What to produce:
Every line below that contains "Billion" is to be copied.

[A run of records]
================================
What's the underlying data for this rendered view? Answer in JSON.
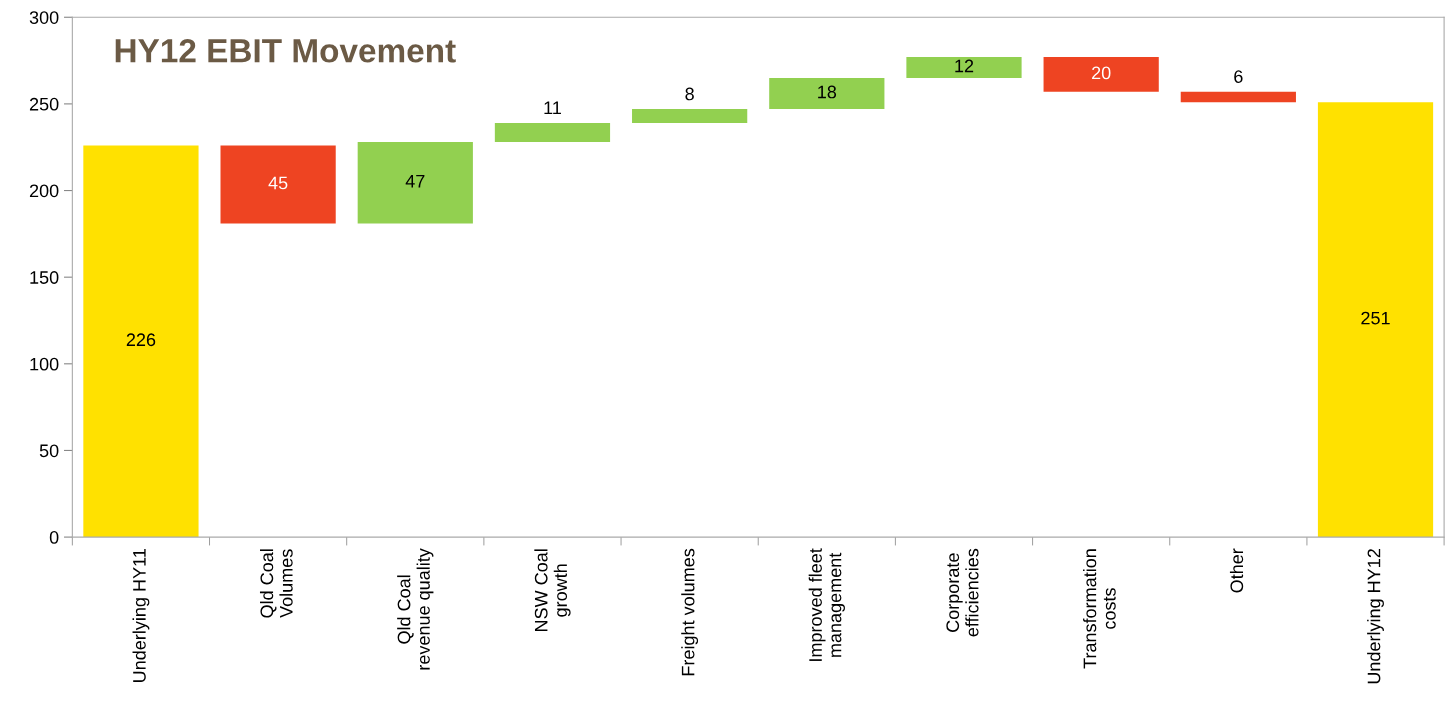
{
  "chart_data": {
    "type": "bar",
    "title": "HY12 EBIT Movement",
    "categories": [
      "Underlying HY11",
      "Qld Coal\nVolumes",
      "Qld Coal\nrevenue quality",
      "NSW Coal\ngrowth",
      "Freight volumes",
      "Improved fleet\nmanagement",
      "Corporate\nefficiencies",
      "Transformation\ncosts",
      "Other",
      "Underlying HY12"
    ],
    "values": [
      226,
      -45,
      47,
      11,
      8,
      18,
      12,
      -20,
      -6,
      251
    ],
    "base": [
      0,
      226,
      181,
      228,
      239,
      247,
      265,
      277,
      257,
      0
    ],
    "colors": [
      "#ffe100",
      "#ee4422",
      "#92d050",
      "#92d050",
      "#92d050",
      "#92d050",
      "#92d050",
      "#ee4422",
      "#ee4422",
      "#ffe100"
    ],
    "value_labels": [
      "226",
      "45",
      "47",
      "11",
      "8",
      "18",
      "12",
      "20",
      "6",
      "251"
    ],
    "ylim": [
      0,
      300
    ],
    "yticks": [
      0,
      50,
      100,
      150,
      200,
      250,
      300
    ],
    "grid": false
  }
}
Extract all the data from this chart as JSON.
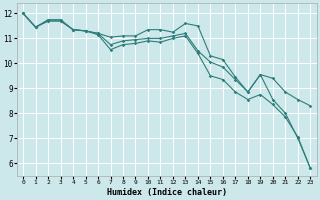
{
  "bg_color": "#cde8ea",
  "grid_color": "#ffffff",
  "line_color": "#2e7d7a",
  "xlabel": "Humidex (Indice chaleur)",
  "xlim": [
    -0.5,
    23.5
  ],
  "ylim": [
    5.5,
    12.4
  ],
  "yticks": [
    6,
    7,
    8,
    9,
    10,
    11,
    12
  ],
  "xticks": [
    0,
    1,
    2,
    3,
    4,
    5,
    6,
    7,
    8,
    9,
    10,
    11,
    12,
    13,
    14,
    15,
    16,
    17,
    18,
    19,
    20,
    21,
    22,
    23
  ],
  "series": [
    {
      "x": [
        0,
        1,
        2,
        3,
        4,
        5,
        6,
        7,
        8,
        9,
        10,
        11,
        12,
        13,
        14,
        15,
        16,
        17,
        18,
        19,
        20,
        21,
        22,
        23
      ],
      "y": [
        12.0,
        11.45,
        11.75,
        11.75,
        11.35,
        11.3,
        11.2,
        11.05,
        11.1,
        11.1,
        11.35,
        11.35,
        11.25,
        11.6,
        11.5,
        10.3,
        10.15,
        9.45,
        8.85,
        9.55,
        8.55,
        8.0,
        7.0,
        5.8
      ]
    },
    {
      "x": [
        0,
        1,
        2,
        3,
        4,
        5,
        6,
        7,
        8,
        9,
        10,
        11,
        12,
        13,
        14,
        15,
        16,
        17,
        18,
        19,
        20,
        21,
        22,
        23
      ],
      "y": [
        12.0,
        11.45,
        11.7,
        11.7,
        11.35,
        11.3,
        11.2,
        10.75,
        10.9,
        10.95,
        11.0,
        11.0,
        11.1,
        11.2,
        10.5,
        10.05,
        9.85,
        9.35,
        8.85,
        9.55,
        9.4,
        8.85,
        8.55,
        8.3
      ]
    },
    {
      "x": [
        0,
        1,
        2,
        3,
        4,
        5,
        6,
        7,
        8,
        9,
        10,
        11,
        12,
        13,
        14,
        15,
        16,
        17,
        18,
        19,
        20,
        21,
        22,
        23
      ],
      "y": [
        12.0,
        11.45,
        11.7,
        11.7,
        11.35,
        11.3,
        11.15,
        10.55,
        10.75,
        10.8,
        10.9,
        10.85,
        11.0,
        11.1,
        10.4,
        9.5,
        9.35,
        8.85,
        8.55,
        8.75,
        8.35,
        7.85,
        7.05,
        5.8
      ]
    }
  ]
}
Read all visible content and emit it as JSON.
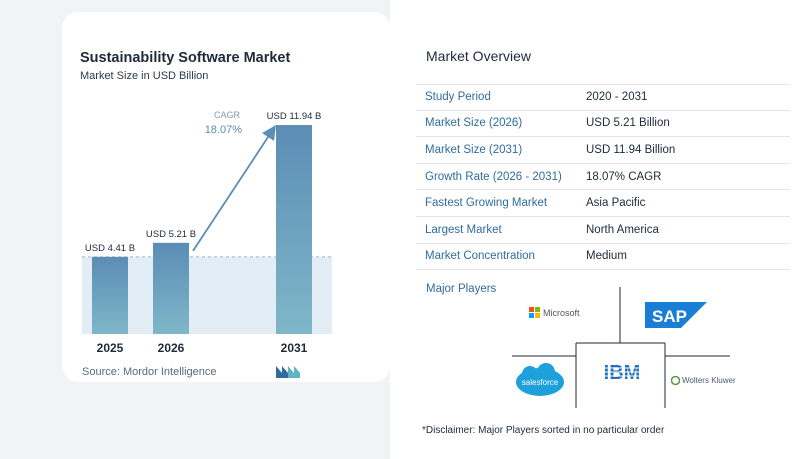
{
  "chart_data": {
    "type": "bar",
    "title": "Sustainability Software Market",
    "subtitle": "Market Size in USD Billion",
    "categories": [
      "2025",
      "2026",
      "2031"
    ],
    "values": [
      4.41,
      5.21,
      11.94
    ],
    "data_labels": [
      "USD 4.41 B",
      "USD 5.21 B",
      "USD 11.94 B"
    ],
    "cagr_label": "CAGR",
    "cagr_value": "18.07%",
    "ylim": [
      0,
      12
    ]
  },
  "source": "Source: Mordor Intelligence",
  "overview": {
    "title": "Market Overview",
    "rows": [
      {
        "key": "Study Period",
        "value": "2020 - 2031"
      },
      {
        "key": "Market Size (2026)",
        "value": "USD 5.21 Billion"
      },
      {
        "key": "Market Size (2031)",
        "value": "USD 11.94 Billion"
      },
      {
        "key": "Growth Rate (2026 - 2031)",
        "value": "18.07% CAGR"
      },
      {
        "key": "Fastest Growing Market",
        "value": "Asia Pacific"
      },
      {
        "key": "Largest Market",
        "value": "North America"
      },
      {
        "key": "Market Concentration",
        "value": "Medium"
      }
    ]
  },
  "players": {
    "title": "Major Players",
    "microsoft": "Microsoft",
    "sap": "SAP",
    "salesforce": "salesforce",
    "ibm": "IBM",
    "wolters": "Wolters Kluwer"
  },
  "disclaimer": "*Disclaimer: Major Players sorted in no particular order",
  "colors": {
    "bar_top": "#5b8db5",
    "bar_bottom": "#7fb7c9",
    "accent": "#2f6d9c",
    "arrow": "#5b8db5"
  }
}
================================
Exercise result:
    "subtitle": "Market Size in USD Billion",
        "value": "USD 5.21 Billion"
        "value": "USD 11.94 Billion"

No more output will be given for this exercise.